Brief – Without the pictures, output the records below word for word.

=======

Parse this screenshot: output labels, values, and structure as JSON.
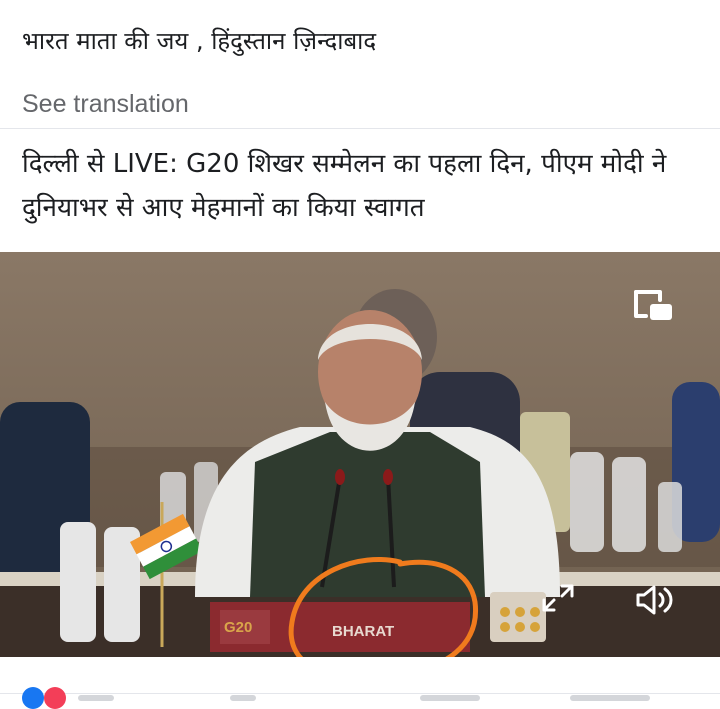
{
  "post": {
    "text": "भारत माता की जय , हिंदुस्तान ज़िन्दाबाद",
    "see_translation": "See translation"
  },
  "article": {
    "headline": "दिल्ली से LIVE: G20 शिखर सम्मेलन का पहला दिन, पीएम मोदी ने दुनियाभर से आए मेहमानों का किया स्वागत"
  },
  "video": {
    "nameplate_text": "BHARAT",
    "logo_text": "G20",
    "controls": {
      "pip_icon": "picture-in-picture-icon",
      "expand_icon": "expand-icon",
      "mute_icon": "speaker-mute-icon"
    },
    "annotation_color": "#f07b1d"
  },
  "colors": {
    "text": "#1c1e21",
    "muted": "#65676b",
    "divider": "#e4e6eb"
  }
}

=======

Task result –
Parse this screenshot: output labels, values, and structure as JSON.
{
  "post": {
    "text": "भारत माता की जय , हिंदुस्तान ज़िन्दाबाद",
    "see_translation": "See translation"
  },
  "article": {
    "headline": "दिल्ली से LIVE: G20 शिखर सम्मेलन का पहला दिन, पीएम मोदी ने दुनियाभर से आए मेहमानों का किया स्वागत"
  },
  "video": {
    "nameplate_text": "BHARAT",
    "logo_text": "G20",
    "controls": {
      "pip_icon": "picture-in-picture-icon",
      "expand_icon": "expand-icon",
      "mute_icon": "speaker-mute-icon"
    },
    "annotation_color": "#f07b1d"
  },
  "colors": {
    "text": "#1c1e21",
    "muted": "#65676b",
    "divider": "#e4e6eb"
  }
}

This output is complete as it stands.